(Stored dataset items)
[Begin]
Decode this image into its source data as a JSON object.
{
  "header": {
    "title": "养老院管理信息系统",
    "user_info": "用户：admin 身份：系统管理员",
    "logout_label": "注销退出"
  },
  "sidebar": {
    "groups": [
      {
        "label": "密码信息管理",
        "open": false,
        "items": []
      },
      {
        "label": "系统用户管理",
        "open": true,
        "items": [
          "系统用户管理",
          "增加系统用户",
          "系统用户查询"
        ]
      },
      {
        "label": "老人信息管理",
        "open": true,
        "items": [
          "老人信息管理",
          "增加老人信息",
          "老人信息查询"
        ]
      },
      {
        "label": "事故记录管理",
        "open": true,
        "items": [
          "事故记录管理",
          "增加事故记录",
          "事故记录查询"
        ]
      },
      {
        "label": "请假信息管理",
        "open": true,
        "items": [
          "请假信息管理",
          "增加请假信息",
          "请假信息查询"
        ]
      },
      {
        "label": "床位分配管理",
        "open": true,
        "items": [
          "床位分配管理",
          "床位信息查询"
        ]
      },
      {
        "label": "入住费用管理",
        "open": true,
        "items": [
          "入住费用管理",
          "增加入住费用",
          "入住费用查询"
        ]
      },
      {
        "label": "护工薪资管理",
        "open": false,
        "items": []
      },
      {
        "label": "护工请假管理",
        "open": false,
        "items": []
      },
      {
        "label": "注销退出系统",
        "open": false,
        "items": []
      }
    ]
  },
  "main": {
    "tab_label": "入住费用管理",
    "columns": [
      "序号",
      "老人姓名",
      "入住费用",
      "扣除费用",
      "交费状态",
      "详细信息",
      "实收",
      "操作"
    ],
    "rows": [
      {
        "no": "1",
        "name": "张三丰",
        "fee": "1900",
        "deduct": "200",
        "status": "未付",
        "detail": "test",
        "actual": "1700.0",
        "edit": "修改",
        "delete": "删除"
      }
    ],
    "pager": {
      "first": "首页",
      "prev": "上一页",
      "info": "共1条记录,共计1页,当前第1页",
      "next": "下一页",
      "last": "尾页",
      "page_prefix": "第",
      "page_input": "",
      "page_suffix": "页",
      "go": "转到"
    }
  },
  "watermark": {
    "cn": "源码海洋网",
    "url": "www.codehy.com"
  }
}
[End]
● **What you should do**: Please set down the whole listing above without altering a single line.

● **Solution**:
Decode this image into its source data as a JSON object.
{
  "header": {
    "title": "养老院管理信息系统",
    "user_info": "用户：admin 身份：系统管理员",
    "logout_label": "注销退出"
  },
  "sidebar": {
    "groups": [
      {
        "label": "密码信息管理",
        "open": false,
        "items": []
      },
      {
        "label": "系统用户管理",
        "open": true,
        "items": [
          "系统用户管理",
          "增加系统用户",
          "系统用户查询"
        ]
      },
      {
        "label": "老人信息管理",
        "open": true,
        "items": [
          "老人信息管理",
          "增加老人信息",
          "老人信息查询"
        ]
      },
      {
        "label": "事故记录管理",
        "open": true,
        "items": [
          "事故记录管理",
          "增加事故记录",
          "事故记录查询"
        ]
      },
      {
        "label": "请假信息管理",
        "open": true,
        "items": [
          "请假信息管理",
          "增加请假信息",
          "请假信息查询"
        ]
      },
      {
        "label": "床位分配管理",
        "open": true,
        "items": [
          "床位分配管理",
          "床位信息查询"
        ]
      },
      {
        "label": "入住费用管理",
        "open": true,
        "items": [
          "入住费用管理",
          "增加入住费用",
          "入住费用查询"
        ]
      },
      {
        "label": "护工薪资管理",
        "open": false,
        "items": []
      },
      {
        "label": "护工请假管理",
        "open": false,
        "items": []
      },
      {
        "label": "注销退出系统",
        "open": false,
        "items": []
      }
    ]
  },
  "main": {
    "tab_label": "入住费用管理",
    "columns": [
      "序号",
      "老人姓名",
      "入住费用",
      "扣除费用",
      "交费状态",
      "详细信息",
      "实收",
      "操作"
    ],
    "rows": [
      {
        "no": "1",
        "name": "张三丰",
        "fee": "1900",
        "deduct": "200",
        "status": "未付",
        "detail": "test",
        "actual": "1700.0",
        "edit": "修改",
        "delete": "删除"
      }
    ],
    "pager": {
      "first": "首页",
      "prev": "上一页",
      "info": "共1条记录,共计1页,当前第1页",
      "next": "下一页",
      "last": "尾页",
      "page_prefix": "第",
      "page_input": "",
      "page_suffix": "页",
      "go": "转到"
    }
  },
  "watermark": {
    "cn": "源码海洋网",
    "url": "www.codehy.com"
  }
}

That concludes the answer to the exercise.